What to produce: According to the source text on warming and ocean nutrients, which ocean general circulation model was coupled with the ocean biogeochemical model?

Source text:
Future projections suggest that surface nutrient concentrations will decline as ocean warming progresses. The primary cause of this decline is increased ocean stratification, which reduces vertical nutrient supply. However, the extent and nature of these changes are not uniform across ocean regions, and the potential existence of biogeochemical response thresholds remains unclear. The North Pacific Subtropical Gyre (NPSG), a major region for global fish catches and oceanic carbon sequestration, provides an ideal setting to investigate these dynamics. In this study, we use numerical simulations to examine how nutrient budgets and their controlling processes respond to warming, with a particular focus on identifying critical thresholds in nutrient availability and their biogeochemical drivers.
To achieve this, we conducted numerical experiments using an ocean general circulation model COCO ver.4.0 coupled with an ocean biogeochemical model. A standard ocean model experiment was performed under pre-industrial climate conditions (CTRL experiment), and additional experiments were conducted under idealized surface warming scenarios, in which the sea surface temperature boundary condition was uniformly increased by 1°C to 4°C (1°C to 4°C experiment).
We first analyzed the nutrient budget in the surface layer of the NPSG. The budget analysis in the control experiment revealed that nutrients in this region are primarily supplied through the convergence of horizontal advection from both the north and south. While vertical advection generally removes nutrients from the surface layer, it acts as a source of nutrients in the western boundary region. This imbalance plays a crucial role in sustaining biological production.

Entries shown:
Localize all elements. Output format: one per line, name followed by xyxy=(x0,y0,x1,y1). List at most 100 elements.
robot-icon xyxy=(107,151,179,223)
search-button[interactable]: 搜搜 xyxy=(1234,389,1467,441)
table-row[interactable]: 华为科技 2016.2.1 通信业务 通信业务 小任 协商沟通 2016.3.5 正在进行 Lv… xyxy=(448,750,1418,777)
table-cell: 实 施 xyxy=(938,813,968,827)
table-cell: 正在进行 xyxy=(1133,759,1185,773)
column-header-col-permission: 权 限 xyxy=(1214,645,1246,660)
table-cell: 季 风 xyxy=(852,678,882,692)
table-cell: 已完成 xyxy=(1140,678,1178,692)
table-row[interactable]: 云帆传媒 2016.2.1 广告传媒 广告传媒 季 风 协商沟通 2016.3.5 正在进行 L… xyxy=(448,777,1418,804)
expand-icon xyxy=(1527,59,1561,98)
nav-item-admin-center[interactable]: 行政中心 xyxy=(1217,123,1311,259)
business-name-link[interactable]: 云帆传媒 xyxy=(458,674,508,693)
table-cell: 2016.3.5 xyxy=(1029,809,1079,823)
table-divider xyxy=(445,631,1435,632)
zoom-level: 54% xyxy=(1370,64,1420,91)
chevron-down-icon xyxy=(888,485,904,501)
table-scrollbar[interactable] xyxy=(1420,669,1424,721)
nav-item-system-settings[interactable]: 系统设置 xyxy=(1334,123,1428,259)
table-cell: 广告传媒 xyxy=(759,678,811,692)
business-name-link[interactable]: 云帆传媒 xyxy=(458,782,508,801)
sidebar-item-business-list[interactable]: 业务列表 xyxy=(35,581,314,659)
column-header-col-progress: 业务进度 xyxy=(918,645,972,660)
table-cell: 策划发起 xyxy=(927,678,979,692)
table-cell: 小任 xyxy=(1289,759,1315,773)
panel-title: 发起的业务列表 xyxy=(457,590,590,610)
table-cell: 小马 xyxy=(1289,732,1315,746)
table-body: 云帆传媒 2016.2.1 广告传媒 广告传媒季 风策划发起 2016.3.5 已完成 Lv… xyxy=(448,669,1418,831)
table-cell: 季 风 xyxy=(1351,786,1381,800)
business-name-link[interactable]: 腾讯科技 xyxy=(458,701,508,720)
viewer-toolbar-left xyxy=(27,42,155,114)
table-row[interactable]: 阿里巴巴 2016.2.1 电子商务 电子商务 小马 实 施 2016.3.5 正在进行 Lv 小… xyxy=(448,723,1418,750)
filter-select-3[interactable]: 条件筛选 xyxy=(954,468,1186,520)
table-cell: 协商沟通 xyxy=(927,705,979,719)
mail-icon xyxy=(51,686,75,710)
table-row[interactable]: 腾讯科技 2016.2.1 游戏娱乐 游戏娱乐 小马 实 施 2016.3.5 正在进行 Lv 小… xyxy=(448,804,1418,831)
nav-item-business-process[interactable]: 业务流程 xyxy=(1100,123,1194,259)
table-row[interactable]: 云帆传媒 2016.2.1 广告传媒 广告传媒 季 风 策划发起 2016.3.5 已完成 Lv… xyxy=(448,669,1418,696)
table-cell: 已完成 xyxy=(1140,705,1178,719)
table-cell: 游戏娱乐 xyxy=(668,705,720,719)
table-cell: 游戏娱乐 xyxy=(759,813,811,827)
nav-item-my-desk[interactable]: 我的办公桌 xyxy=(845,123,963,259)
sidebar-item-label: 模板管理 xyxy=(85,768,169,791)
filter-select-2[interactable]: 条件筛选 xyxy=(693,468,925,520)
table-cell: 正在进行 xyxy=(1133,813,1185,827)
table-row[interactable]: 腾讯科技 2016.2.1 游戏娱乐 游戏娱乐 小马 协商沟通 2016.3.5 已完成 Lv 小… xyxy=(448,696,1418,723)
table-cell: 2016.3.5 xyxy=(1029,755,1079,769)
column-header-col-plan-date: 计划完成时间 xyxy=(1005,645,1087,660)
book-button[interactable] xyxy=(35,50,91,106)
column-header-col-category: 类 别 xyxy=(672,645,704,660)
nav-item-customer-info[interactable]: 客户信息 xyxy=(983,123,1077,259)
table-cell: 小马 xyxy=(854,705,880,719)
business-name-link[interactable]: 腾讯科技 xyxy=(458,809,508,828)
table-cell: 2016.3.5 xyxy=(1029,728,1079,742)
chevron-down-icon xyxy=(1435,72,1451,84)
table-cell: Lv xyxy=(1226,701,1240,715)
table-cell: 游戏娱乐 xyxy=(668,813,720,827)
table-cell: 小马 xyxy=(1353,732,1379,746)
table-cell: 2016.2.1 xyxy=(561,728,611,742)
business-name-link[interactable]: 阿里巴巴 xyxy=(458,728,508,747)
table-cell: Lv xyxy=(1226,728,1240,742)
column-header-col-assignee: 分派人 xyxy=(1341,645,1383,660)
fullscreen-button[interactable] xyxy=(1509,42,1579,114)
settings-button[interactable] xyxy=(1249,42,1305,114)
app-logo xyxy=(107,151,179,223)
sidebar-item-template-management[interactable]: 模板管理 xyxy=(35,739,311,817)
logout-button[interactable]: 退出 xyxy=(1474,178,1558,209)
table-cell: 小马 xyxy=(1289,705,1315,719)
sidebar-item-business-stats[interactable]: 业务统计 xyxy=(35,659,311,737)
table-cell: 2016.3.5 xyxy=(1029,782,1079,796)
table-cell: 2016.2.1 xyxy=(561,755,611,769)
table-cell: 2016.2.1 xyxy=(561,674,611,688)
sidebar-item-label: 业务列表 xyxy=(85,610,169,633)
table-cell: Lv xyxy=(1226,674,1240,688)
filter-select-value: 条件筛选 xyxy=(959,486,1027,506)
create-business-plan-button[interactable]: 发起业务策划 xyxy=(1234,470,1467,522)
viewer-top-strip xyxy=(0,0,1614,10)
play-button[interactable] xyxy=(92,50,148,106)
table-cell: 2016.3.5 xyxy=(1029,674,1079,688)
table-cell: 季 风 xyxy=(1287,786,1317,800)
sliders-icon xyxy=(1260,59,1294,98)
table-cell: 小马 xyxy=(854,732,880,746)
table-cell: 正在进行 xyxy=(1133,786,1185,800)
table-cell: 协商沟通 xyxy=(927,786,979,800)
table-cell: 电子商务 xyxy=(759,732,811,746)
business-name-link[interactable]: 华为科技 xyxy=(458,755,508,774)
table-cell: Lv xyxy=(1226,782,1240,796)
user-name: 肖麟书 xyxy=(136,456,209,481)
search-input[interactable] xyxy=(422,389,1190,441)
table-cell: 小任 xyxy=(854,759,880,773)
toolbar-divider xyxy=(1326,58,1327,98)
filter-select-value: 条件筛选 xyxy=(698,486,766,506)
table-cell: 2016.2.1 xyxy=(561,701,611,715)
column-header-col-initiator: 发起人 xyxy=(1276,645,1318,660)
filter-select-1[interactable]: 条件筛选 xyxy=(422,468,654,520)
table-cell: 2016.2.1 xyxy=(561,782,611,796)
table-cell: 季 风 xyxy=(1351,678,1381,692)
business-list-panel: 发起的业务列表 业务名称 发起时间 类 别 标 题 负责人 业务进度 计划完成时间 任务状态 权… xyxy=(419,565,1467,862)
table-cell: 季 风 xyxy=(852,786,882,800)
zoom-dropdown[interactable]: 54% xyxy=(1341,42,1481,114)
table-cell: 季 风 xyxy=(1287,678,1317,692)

Written answer: COCO ver.4.0